[Extracted data entries]

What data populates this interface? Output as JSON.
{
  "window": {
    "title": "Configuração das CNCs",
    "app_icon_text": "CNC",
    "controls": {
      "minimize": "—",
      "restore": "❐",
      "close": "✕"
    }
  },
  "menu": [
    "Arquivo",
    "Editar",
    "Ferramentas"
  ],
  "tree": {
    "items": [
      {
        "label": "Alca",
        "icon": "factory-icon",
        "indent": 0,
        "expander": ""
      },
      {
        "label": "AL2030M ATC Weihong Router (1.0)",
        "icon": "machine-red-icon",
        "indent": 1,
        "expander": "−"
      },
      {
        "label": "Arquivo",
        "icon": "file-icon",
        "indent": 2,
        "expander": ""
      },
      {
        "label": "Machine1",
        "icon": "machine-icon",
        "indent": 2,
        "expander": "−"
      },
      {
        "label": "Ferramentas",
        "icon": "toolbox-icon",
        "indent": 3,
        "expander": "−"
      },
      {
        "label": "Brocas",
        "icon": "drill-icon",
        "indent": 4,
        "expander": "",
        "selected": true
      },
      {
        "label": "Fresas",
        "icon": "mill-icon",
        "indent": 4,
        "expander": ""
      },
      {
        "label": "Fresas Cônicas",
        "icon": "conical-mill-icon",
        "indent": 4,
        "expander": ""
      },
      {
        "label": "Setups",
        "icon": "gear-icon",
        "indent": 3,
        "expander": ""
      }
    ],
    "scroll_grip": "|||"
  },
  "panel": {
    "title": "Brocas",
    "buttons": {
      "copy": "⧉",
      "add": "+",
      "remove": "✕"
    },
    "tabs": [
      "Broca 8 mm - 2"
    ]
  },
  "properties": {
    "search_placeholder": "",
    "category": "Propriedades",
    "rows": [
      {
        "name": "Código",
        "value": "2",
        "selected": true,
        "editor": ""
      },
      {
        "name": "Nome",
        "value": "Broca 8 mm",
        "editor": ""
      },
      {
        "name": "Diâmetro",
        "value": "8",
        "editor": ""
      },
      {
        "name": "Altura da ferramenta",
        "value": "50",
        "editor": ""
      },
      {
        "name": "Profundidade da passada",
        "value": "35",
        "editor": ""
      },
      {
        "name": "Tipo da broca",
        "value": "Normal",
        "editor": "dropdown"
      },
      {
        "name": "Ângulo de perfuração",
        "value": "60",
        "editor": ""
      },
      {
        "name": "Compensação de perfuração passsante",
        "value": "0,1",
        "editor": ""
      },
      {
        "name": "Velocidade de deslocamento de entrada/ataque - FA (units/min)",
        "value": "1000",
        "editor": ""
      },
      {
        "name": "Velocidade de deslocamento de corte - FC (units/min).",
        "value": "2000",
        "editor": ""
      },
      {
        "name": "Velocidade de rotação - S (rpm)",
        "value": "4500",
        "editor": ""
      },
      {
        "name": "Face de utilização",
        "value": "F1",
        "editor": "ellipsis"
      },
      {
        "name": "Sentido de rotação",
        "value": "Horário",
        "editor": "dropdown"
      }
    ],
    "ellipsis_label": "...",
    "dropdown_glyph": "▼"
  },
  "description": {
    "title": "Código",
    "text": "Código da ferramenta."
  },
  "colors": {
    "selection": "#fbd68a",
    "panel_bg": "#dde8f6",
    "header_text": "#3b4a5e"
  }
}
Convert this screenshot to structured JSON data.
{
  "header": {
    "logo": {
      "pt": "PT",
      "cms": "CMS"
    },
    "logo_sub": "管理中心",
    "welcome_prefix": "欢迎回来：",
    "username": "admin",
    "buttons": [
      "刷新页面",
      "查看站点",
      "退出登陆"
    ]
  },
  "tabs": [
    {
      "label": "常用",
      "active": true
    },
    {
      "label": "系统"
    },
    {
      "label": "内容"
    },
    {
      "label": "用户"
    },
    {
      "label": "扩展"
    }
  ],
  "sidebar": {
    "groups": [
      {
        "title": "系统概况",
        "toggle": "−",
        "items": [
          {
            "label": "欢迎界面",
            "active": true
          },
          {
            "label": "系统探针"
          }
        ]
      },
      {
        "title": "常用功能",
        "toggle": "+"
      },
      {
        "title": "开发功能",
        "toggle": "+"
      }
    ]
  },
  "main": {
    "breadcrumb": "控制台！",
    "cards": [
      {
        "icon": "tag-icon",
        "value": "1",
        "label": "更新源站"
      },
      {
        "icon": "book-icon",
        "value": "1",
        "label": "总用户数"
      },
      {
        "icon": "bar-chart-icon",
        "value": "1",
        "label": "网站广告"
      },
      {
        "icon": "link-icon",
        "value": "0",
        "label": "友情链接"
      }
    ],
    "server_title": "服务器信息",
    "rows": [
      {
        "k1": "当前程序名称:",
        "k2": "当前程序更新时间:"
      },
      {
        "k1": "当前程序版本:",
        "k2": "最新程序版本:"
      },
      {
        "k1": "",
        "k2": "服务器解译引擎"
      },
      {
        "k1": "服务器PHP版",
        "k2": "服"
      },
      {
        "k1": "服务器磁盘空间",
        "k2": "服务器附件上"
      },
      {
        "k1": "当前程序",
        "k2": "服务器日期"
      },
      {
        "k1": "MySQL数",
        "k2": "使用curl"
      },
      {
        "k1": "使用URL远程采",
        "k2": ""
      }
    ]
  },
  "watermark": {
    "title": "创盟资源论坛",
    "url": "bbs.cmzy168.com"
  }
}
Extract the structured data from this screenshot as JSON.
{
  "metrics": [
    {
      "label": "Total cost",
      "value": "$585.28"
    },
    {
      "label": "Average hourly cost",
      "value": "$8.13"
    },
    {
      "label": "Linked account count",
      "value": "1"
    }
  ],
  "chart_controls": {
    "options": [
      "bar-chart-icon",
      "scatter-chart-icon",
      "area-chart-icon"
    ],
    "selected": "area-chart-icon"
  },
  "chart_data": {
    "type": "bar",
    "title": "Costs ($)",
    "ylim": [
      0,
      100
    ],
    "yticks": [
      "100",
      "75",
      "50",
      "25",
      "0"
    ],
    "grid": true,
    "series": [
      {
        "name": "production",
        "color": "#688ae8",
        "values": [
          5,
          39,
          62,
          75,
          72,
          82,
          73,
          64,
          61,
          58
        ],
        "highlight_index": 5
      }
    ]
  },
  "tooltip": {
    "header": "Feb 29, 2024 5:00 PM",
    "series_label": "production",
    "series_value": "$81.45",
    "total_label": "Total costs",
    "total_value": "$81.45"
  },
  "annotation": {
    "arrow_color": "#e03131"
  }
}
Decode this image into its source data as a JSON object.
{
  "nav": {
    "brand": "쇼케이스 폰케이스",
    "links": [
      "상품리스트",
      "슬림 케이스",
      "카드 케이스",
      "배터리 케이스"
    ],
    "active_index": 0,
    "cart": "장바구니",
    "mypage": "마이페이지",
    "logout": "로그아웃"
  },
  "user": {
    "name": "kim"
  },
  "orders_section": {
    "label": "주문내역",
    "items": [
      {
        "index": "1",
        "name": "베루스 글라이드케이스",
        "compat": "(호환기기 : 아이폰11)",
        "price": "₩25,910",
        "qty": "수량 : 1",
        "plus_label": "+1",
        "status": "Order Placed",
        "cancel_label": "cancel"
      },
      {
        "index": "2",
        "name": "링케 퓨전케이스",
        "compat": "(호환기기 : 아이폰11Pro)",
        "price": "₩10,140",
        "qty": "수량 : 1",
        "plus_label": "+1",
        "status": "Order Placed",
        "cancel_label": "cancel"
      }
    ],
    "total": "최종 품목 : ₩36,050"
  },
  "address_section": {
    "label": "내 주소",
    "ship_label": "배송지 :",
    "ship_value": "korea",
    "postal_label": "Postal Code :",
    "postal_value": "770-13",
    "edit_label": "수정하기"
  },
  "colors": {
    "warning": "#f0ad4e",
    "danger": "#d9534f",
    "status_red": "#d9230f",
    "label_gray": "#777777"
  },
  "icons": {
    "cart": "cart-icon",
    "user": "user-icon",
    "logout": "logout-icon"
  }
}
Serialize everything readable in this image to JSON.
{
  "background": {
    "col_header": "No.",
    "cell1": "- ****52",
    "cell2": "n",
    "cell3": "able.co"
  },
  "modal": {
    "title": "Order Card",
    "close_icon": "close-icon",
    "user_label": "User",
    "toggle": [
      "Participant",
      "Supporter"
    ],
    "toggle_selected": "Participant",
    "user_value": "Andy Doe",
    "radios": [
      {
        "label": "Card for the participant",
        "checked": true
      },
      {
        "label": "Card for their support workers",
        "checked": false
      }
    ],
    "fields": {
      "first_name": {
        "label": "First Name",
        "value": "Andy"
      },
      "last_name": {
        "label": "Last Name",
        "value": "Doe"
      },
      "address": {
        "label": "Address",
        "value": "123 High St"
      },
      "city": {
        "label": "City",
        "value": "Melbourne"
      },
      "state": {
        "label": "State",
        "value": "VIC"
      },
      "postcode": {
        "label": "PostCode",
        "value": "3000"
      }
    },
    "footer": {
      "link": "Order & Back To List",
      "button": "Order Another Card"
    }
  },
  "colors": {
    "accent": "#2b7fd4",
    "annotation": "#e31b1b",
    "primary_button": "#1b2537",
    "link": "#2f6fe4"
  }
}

### What needs to be done
Sift through the entries and copy every line with "screenshot".

### Exercise output
Convert this screenshot to structured JSON data.
Extract the structured data from this screenshot as JSON.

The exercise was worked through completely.